What you are asked to do ->
Tally the lines with the word "パッケージングの企画" and report the number alone.

Records from a data collection ->
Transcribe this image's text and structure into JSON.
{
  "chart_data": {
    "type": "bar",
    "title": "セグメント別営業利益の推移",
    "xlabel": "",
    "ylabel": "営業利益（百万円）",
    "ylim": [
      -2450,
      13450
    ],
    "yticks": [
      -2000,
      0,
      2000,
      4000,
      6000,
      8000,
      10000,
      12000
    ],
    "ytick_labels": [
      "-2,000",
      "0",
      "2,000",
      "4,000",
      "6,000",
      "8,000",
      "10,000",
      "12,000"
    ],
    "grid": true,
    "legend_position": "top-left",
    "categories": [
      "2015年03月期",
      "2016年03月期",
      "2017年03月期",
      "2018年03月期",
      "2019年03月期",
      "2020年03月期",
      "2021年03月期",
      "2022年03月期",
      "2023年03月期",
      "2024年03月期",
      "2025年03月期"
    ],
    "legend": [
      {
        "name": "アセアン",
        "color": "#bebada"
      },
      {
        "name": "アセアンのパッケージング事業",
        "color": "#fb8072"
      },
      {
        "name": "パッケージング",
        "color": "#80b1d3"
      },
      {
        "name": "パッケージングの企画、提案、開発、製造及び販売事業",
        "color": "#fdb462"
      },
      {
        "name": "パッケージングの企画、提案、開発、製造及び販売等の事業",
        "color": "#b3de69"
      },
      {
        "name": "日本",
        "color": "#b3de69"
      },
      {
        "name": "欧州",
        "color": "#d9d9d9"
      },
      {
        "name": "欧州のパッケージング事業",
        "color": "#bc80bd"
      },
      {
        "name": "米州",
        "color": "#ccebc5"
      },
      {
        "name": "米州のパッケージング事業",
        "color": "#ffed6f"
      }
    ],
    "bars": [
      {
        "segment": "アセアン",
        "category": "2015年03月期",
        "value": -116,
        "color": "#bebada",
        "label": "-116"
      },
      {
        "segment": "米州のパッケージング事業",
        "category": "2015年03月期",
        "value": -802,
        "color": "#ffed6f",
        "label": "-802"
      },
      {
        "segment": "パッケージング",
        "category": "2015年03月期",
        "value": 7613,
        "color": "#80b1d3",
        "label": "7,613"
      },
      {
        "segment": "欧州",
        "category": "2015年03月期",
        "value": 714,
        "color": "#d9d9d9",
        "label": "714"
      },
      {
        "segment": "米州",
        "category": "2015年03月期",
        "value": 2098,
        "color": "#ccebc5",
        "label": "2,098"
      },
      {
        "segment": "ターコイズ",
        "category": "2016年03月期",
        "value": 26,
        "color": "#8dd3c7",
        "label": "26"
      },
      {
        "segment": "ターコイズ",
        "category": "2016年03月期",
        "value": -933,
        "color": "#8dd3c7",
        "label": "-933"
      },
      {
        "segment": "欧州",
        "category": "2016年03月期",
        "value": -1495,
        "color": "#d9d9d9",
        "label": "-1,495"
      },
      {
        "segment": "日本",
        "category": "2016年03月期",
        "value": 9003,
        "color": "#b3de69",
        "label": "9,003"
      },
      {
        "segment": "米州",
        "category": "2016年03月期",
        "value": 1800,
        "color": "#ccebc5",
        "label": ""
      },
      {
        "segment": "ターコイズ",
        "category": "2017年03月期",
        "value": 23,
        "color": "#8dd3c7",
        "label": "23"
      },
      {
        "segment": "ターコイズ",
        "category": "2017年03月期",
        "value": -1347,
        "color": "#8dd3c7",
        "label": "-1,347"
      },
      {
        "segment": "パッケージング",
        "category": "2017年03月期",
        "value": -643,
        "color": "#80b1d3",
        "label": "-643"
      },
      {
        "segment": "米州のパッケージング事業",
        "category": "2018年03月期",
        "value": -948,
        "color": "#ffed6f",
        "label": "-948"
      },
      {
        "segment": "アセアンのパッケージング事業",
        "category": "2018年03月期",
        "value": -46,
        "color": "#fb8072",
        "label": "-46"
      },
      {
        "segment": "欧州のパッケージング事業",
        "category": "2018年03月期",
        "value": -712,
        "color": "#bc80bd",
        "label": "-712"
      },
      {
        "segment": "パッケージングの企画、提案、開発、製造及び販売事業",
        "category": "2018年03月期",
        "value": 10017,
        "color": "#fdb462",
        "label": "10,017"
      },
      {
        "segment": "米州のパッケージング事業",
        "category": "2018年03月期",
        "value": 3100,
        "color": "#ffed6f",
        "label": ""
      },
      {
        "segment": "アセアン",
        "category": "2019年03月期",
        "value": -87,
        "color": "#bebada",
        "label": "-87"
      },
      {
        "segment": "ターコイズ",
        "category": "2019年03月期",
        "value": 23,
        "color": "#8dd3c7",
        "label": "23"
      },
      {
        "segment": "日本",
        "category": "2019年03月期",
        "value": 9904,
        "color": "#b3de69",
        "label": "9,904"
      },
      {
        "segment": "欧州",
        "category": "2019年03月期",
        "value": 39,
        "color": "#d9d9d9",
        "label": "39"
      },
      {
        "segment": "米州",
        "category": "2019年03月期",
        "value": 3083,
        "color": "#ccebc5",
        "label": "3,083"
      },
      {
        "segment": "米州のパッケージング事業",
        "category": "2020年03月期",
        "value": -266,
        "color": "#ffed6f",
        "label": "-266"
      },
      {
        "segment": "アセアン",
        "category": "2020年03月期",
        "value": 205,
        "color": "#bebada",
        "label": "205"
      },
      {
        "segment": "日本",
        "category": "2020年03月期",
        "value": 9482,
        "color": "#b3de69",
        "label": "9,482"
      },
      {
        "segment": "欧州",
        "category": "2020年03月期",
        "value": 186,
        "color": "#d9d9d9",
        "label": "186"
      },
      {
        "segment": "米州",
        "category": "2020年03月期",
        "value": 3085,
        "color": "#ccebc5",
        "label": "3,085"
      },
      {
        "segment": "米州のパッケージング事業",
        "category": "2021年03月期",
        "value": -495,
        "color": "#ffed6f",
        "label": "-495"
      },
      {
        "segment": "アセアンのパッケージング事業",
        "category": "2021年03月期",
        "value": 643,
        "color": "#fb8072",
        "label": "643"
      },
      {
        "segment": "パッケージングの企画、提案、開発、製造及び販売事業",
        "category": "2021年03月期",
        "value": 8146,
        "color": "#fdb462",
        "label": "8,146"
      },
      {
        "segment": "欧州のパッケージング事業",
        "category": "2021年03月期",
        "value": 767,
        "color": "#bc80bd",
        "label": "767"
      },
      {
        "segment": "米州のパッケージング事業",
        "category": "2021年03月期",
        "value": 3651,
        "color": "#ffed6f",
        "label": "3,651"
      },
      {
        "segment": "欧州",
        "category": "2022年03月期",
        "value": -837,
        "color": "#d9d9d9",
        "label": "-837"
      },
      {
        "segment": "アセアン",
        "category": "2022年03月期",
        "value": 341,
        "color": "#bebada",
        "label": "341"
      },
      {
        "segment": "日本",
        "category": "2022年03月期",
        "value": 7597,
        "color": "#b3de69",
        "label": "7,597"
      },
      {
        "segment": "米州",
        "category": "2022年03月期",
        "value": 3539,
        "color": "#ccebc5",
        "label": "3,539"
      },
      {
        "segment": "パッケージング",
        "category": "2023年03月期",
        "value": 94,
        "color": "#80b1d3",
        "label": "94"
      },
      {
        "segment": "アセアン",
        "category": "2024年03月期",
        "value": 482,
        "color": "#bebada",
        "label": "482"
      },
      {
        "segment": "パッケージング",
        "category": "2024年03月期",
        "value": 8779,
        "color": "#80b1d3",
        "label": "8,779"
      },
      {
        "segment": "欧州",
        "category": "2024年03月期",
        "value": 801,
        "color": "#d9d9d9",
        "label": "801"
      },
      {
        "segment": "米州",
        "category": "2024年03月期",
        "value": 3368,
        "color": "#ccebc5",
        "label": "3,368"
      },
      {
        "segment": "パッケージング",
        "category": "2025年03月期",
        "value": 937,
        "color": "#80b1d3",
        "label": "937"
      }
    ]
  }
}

Solution ->
4